** START RECORDED DATA **
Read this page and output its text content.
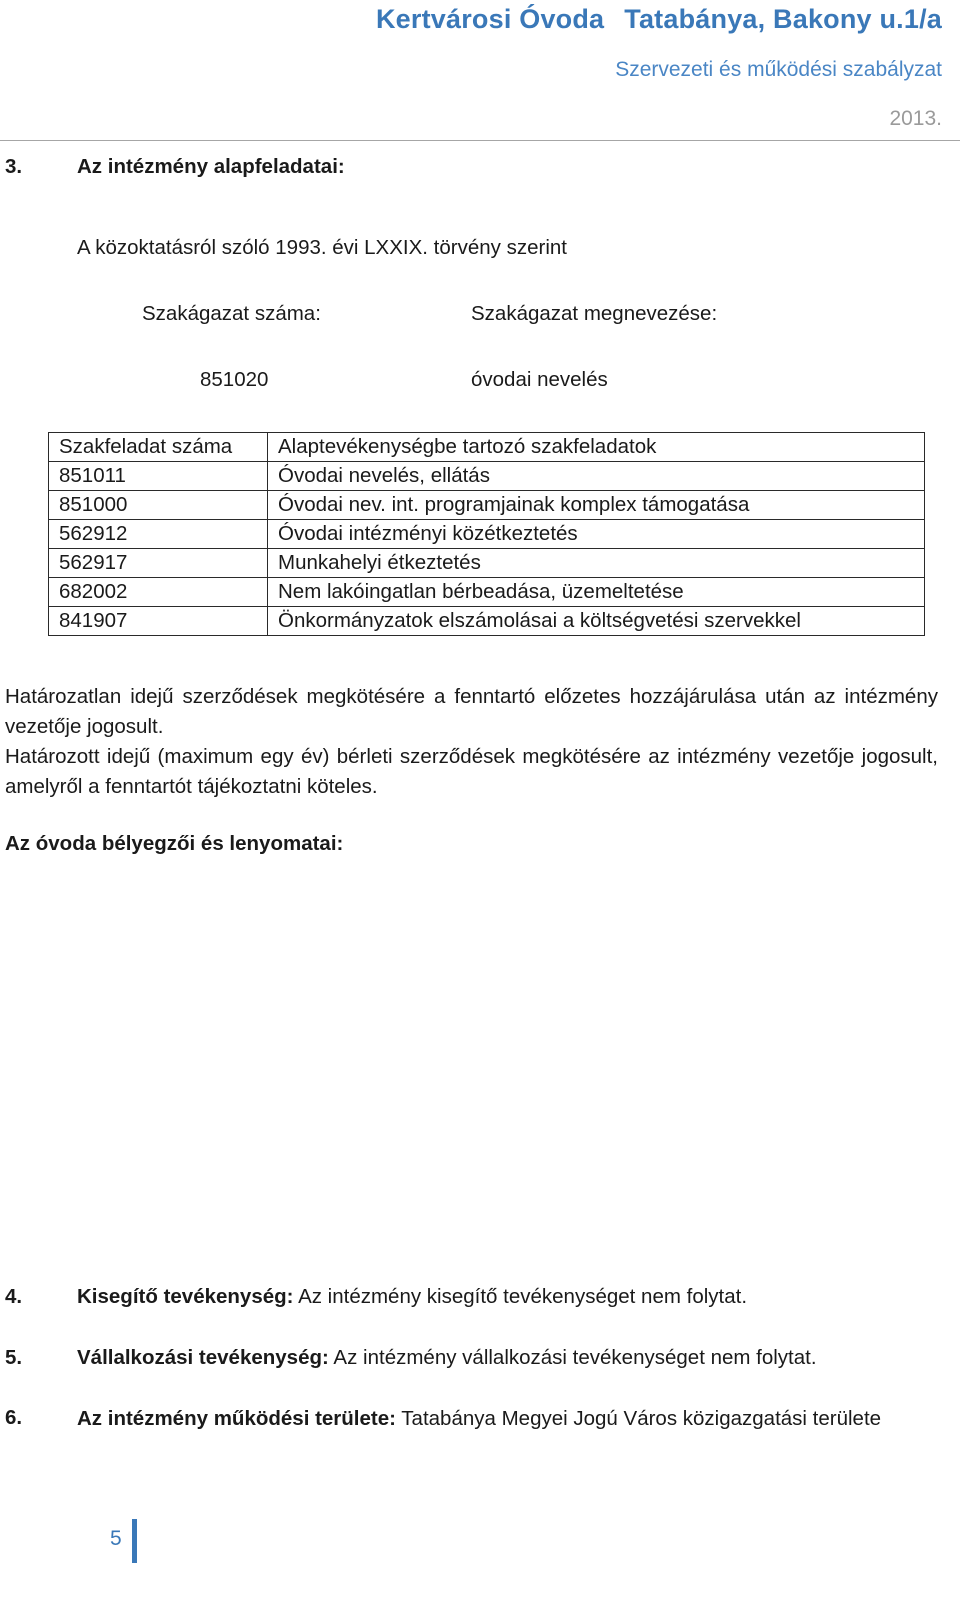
Kertvárosi Óvoda Tatabánya, Bakony u.1/a
Szervezeti és működési szabályzat
2013.
3.	Az intézmény alapfeladatai:
A közoktatásról szóló 1993. évi LXXIX. törvény szerint
Szakágazat száma:	Szakágazat megnevezése:
851020	óvodai nevelés
Szakfeladat száma	Alaptevékenységbe tartozó szakfeladatok
851011	Óvodai nevelés, ellátás
851000	Óvodai nev. int. programjainak komplex támogatása
562912	Óvodai intézményi közétkeztetés
562917	Munkahelyi étkeztetés
682002	Nem lakóingatlan bérbeadása, üzemeltetése
841907	Önkormányzatok elszámolásai a költségvetési szervekkel
Határozatlan idejű szerződések megkötésére a fenntartó előzetes hozzájárulása után az intézmény vezetője jogosult.
Határozott idejű (maximum egy év) bérleti szerződések megkötésére az intézmény vezetője jogosult, amelyről a fenntartót tájékoztatni köteles.
Az óvoda bélyegzői és lenyomatai:
4.	Kisegítő tevékenység: Az intézmény kisegítő tevékenységet nem folytat.
5.	Vállalkozási tevékenység: Az intézmény vállalkozási tevékenységet nem folytat.
6.	Az intézmény működési területe: Tatabánya Megyei Jogú Város közigazgatási területe
5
** END RECORDED DATA **
> _YOUR TASK_
Copy the entries above faithfully and omit every image.

> _EXERCISE SOLUTION_
Read this page and output its text content.
Kertvárosi Óvoda Tatabánya, Bakony u.1/a
Szervezeti és működési szabályzat
2013.
3.	Az intézmény alapfeladatai:
A közoktatásról szóló 1993. évi LXXIX. törvény szerint
Szakágazat száma:	Szakágazat megnevezése:
851020	óvodai nevelés
Szakfeladat száma	Alaptevékenységbe tartozó szakfeladatok
851011	Óvodai nevelés, ellátás
851000	Óvodai nev. int. programjainak komplex támogatása
562912	Óvodai intézményi közétkeztetés
562917	Munkahelyi étkeztetés
682002	Nem lakóingatlan bérbeadása, üzemeltetése
841907	Önkormányzatok elszámolásai a költségvetési szervekkel
Határozatlan idejű szerződések megkötésére a fenntartó előzetes hozzájárulása után az intézmény vezetője jogosult.
Határozott idejű (maximum egy év) bérleti szerződések megkötésére az intézmény vezetője jogosult, amelyről a fenntartót tájékoztatni köteles.
Az óvoda bélyegzői és lenyomatai:
4.	Kisegítő tevékenység: Az intézmény kisegítő tevékenységet nem folytat.
5.	Vállalkozási tevékenység: Az intézmény vállalkozási tevékenységet nem folytat.
6.	Az intézmény működési területe: Tatabánya Megyei Jogú Város közigazgatási területe
5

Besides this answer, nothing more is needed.